Start TASK INPUTS
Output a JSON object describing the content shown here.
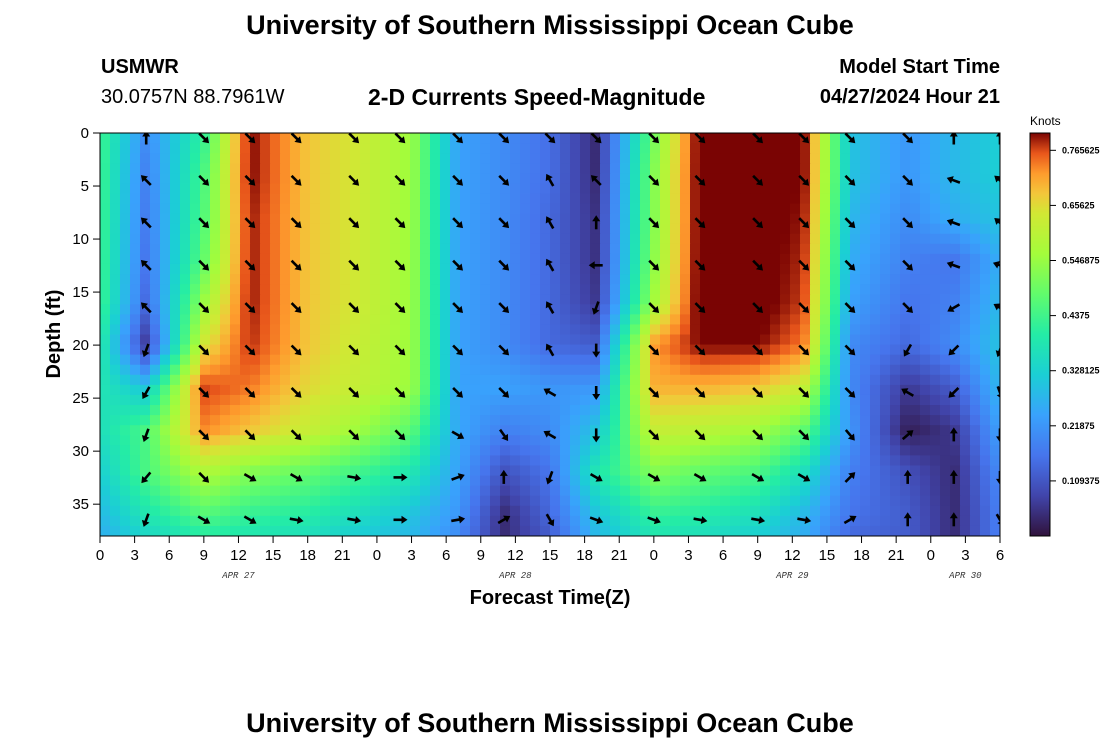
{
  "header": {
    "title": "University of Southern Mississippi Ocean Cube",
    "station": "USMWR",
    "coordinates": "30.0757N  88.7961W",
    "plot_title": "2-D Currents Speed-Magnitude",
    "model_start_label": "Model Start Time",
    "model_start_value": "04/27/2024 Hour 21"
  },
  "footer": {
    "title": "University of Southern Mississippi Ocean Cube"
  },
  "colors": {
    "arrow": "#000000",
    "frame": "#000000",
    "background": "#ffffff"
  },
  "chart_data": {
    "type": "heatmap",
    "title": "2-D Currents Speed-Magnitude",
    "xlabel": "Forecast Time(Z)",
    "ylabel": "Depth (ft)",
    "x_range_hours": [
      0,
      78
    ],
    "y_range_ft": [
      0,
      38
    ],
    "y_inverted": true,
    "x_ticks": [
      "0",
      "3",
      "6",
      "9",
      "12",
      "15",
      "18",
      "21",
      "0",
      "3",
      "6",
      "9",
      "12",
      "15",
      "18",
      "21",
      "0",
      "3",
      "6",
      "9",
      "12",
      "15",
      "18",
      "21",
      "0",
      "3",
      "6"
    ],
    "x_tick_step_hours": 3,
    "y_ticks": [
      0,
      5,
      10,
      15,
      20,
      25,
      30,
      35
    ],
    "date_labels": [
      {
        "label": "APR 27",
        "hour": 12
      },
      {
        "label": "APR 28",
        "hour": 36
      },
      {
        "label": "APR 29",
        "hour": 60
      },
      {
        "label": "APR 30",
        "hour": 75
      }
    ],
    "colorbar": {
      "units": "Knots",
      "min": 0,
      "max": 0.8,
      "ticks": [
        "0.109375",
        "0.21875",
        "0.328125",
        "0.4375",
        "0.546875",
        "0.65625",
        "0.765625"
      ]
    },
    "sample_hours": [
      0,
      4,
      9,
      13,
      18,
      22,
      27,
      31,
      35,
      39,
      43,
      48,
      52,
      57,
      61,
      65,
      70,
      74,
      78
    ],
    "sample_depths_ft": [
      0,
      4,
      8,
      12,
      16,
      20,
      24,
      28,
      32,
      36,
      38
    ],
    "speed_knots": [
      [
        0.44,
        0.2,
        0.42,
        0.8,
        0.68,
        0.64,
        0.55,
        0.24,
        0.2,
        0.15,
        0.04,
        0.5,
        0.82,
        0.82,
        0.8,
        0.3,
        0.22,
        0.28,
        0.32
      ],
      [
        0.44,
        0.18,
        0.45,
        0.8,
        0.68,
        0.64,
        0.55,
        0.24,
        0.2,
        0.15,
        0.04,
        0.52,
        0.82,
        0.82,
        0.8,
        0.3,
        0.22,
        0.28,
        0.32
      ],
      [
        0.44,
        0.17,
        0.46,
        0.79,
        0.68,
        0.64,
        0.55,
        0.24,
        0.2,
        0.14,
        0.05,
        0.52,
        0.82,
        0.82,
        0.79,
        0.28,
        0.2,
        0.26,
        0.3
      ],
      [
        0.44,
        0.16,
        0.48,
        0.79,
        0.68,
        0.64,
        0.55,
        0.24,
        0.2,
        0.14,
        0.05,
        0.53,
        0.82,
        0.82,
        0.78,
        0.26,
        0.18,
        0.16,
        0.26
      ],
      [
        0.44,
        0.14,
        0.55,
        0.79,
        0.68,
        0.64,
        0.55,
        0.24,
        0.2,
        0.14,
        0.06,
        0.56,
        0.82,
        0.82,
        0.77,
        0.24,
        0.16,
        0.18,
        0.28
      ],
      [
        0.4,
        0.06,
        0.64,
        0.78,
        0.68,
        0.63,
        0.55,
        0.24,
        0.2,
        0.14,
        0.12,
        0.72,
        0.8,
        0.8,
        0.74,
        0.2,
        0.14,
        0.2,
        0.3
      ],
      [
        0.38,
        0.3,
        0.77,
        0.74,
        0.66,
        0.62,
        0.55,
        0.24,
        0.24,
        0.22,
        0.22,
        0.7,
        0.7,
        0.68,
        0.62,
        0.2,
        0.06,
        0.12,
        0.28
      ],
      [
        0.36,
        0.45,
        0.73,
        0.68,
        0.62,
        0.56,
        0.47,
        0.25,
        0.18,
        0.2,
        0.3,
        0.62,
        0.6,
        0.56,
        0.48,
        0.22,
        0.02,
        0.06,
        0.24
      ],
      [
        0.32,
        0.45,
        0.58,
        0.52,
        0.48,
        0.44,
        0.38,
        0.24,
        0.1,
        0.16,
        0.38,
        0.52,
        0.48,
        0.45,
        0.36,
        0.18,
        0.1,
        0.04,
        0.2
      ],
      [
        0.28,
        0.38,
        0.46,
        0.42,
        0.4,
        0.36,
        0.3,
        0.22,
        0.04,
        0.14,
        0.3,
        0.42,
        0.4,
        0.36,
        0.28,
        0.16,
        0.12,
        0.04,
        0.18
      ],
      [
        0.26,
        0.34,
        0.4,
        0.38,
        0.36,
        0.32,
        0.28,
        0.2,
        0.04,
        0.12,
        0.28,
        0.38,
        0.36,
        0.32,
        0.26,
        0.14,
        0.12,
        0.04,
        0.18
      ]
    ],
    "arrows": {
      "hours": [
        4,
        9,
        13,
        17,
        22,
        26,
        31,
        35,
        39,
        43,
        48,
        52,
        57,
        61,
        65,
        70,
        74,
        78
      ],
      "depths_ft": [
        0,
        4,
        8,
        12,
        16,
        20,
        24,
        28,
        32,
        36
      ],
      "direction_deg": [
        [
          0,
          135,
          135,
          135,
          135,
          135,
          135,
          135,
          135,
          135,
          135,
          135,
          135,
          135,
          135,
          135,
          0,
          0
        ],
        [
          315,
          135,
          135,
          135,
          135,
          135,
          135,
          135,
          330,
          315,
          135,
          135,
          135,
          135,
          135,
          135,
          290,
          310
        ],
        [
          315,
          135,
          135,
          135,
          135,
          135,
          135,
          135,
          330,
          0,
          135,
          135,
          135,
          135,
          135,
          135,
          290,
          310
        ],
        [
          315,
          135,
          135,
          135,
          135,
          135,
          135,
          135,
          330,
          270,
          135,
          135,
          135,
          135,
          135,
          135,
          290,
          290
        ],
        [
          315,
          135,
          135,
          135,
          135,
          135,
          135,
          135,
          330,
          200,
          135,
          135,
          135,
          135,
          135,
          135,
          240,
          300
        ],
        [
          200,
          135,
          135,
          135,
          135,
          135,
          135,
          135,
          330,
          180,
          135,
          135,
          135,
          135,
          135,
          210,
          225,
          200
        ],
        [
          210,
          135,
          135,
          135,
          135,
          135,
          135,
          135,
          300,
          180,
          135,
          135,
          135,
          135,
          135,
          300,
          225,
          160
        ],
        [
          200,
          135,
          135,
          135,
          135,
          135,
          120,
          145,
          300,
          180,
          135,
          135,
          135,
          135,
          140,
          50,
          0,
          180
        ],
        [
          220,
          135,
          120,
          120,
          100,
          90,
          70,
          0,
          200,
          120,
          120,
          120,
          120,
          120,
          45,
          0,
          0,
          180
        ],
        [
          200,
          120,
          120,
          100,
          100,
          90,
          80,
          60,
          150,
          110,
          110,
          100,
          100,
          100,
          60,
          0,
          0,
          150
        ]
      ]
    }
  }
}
End TASK INPUTS
[EXERCISE DESCRIPTION]
Take every line from the data that contains the word "Magnitude".

[RESULT FOR THIS EXERCISE]
    "plot_title": "2-D Currents Speed-Magnitude",
    "title": "2-D Currents Speed-Magnitude",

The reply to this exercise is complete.